=== GIVEN EXERCISE ===
Pick out every line that holds the string "title" and copy it.

=== MATERIAL ===

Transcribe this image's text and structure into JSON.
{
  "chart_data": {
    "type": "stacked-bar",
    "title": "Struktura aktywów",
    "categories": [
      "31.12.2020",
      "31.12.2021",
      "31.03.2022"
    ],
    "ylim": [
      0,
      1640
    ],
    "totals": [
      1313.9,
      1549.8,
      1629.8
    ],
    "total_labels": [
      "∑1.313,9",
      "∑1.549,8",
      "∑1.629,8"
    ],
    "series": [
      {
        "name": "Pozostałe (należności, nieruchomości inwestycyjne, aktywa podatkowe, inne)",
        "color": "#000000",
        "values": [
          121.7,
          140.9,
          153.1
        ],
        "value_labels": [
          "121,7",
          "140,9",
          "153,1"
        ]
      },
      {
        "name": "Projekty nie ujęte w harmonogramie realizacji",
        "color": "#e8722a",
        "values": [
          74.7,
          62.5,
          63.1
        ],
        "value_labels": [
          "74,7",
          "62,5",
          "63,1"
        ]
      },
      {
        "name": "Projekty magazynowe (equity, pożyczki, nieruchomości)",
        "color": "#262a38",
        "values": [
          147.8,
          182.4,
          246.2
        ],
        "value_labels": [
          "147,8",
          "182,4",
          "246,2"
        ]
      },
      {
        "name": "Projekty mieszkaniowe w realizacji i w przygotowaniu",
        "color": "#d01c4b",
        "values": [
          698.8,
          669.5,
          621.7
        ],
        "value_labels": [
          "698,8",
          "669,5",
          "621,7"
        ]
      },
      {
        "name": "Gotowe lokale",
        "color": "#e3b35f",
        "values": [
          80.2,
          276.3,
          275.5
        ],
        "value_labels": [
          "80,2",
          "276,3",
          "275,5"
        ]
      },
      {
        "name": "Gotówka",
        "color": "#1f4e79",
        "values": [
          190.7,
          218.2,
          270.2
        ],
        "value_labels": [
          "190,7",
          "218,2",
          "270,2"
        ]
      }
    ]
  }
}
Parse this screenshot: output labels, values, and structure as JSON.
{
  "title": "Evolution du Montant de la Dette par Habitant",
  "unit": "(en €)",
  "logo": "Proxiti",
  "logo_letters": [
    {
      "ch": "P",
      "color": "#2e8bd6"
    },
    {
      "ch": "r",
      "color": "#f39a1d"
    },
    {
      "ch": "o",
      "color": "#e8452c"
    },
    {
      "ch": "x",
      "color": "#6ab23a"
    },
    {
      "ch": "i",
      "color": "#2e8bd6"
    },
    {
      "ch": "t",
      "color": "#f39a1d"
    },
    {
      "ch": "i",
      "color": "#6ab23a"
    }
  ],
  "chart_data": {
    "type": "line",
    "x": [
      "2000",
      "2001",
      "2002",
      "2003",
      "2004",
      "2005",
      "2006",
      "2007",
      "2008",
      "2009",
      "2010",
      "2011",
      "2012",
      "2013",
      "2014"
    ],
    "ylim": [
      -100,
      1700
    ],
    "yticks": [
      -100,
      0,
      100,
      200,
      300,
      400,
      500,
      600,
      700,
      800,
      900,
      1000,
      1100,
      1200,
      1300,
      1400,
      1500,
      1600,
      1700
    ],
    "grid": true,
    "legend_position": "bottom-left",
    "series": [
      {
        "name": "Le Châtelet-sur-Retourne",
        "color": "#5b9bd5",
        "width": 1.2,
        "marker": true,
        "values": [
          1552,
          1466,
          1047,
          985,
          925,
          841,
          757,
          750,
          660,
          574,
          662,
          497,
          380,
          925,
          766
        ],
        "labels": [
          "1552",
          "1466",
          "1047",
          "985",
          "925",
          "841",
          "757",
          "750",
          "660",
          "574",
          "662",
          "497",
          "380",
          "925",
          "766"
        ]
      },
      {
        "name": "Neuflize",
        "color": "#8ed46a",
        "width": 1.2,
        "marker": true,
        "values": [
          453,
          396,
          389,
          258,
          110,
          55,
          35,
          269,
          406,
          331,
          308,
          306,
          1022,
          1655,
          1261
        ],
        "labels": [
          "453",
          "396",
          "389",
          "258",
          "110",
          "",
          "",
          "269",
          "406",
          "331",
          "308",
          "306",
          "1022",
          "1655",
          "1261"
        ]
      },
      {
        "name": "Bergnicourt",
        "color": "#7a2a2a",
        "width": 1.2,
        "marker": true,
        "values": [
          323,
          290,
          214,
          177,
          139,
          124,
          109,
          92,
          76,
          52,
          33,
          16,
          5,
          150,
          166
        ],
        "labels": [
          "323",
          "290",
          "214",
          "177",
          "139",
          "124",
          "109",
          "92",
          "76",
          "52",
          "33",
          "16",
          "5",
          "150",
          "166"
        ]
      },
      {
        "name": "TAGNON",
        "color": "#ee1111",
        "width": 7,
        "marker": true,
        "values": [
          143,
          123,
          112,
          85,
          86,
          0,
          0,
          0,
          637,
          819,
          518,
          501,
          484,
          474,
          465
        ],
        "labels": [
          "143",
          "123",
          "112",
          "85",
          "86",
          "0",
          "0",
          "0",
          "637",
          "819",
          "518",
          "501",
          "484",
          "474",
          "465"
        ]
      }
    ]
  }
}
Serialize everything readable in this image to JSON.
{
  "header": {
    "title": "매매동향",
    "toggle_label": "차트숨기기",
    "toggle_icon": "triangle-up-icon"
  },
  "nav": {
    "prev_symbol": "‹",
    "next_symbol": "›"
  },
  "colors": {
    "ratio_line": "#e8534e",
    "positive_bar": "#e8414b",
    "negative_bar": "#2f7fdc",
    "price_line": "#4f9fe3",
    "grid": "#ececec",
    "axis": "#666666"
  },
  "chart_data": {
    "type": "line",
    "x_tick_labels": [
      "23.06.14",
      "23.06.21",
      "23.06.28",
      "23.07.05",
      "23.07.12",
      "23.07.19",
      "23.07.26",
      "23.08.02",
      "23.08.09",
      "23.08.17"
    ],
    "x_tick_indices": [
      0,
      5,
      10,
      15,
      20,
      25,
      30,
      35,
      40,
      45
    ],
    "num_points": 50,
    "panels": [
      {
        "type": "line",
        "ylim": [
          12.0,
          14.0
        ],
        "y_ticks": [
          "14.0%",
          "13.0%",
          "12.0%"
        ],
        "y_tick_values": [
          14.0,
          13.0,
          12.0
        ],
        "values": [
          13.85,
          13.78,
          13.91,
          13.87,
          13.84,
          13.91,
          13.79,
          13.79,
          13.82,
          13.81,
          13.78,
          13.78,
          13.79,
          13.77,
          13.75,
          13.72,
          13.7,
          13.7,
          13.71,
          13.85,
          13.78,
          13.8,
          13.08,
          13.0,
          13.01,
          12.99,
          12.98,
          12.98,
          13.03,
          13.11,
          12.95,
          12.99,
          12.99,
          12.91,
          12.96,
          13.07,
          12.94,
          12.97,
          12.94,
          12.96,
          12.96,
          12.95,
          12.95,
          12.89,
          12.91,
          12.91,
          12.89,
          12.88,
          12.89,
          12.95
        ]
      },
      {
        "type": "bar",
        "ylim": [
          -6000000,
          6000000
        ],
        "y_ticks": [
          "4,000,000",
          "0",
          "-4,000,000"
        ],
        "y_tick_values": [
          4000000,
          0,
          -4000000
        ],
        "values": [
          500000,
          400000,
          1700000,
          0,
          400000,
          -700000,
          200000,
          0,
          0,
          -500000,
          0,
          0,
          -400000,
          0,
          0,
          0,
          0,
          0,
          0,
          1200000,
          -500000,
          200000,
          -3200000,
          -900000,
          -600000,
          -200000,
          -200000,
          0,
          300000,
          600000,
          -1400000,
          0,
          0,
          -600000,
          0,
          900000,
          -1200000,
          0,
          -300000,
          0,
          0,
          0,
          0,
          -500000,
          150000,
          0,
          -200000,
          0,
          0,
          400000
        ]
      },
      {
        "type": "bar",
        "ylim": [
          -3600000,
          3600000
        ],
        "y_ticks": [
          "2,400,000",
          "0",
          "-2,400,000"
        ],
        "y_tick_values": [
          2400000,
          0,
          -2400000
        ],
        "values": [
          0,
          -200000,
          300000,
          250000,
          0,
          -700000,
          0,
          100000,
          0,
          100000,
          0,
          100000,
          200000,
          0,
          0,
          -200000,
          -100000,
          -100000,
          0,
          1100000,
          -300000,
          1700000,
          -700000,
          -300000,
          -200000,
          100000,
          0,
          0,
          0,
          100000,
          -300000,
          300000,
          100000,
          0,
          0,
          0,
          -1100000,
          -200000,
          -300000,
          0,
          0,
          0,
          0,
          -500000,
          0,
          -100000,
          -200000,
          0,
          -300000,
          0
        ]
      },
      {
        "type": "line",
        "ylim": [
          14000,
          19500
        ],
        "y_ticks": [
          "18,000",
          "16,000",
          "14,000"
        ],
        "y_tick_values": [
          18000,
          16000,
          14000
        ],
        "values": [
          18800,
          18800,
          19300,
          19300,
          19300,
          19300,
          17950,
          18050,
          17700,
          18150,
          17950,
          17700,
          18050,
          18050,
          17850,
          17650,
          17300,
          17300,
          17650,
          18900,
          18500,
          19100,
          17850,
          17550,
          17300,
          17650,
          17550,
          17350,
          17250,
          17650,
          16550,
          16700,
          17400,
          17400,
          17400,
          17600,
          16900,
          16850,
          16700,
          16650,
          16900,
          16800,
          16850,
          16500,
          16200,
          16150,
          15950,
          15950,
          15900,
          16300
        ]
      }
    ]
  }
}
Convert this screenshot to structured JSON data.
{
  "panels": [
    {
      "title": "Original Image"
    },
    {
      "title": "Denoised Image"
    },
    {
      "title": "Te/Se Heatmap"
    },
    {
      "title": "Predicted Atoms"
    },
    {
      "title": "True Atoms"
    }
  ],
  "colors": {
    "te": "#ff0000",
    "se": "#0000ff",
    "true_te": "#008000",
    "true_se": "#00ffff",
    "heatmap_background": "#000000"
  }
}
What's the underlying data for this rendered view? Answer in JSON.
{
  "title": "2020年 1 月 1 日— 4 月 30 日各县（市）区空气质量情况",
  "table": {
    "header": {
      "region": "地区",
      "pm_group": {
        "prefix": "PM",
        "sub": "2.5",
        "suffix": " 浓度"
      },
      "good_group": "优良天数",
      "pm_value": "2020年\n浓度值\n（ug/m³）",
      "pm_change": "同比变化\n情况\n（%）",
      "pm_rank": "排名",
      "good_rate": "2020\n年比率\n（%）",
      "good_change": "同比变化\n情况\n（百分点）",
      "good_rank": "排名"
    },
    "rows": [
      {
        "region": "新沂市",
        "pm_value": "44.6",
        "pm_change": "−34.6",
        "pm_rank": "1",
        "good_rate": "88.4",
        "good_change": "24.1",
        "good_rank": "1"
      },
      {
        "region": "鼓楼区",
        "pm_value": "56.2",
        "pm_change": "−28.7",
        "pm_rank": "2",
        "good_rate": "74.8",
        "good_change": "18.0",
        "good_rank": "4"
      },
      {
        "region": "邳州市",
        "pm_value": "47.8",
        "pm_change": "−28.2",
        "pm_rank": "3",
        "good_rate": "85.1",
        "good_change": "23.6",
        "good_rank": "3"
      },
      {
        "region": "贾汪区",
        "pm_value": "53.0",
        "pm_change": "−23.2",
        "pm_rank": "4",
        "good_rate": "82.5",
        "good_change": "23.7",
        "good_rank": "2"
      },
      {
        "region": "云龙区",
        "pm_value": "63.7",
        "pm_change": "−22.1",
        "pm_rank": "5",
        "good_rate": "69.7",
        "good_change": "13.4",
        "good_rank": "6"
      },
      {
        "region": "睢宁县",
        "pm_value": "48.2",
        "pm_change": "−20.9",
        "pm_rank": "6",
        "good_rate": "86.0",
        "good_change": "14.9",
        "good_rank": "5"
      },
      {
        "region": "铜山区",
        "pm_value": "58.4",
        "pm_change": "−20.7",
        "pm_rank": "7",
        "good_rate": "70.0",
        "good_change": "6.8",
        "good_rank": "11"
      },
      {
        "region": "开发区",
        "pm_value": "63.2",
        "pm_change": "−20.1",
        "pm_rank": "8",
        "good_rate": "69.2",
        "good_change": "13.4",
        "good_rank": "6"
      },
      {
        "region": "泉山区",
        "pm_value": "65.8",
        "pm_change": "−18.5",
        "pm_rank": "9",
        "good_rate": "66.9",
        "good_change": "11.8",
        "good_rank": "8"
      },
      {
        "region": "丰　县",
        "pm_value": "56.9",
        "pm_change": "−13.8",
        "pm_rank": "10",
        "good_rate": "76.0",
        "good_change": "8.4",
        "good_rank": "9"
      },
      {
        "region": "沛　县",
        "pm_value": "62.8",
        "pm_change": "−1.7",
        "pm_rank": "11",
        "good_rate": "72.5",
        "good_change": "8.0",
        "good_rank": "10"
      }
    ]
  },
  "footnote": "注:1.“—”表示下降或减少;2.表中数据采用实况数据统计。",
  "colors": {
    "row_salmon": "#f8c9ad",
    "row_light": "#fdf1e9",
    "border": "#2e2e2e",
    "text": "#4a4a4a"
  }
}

=== OUTPUT BELOW ===
    "title": "Struktura aktywów",
  "title": "Evolution du Montant de la Dette par Habitant",
    "title": "매매동향",
      "title": "Original Image"
      "title": "Denoised Image"
      "title": "Te/Se Heatmap"
      "title": "Predicted Atoms"
      "title": "True Atoms"
  "title": "2020年 1 月 1 日— 4 月 30 日各县（市）区空气质量情况",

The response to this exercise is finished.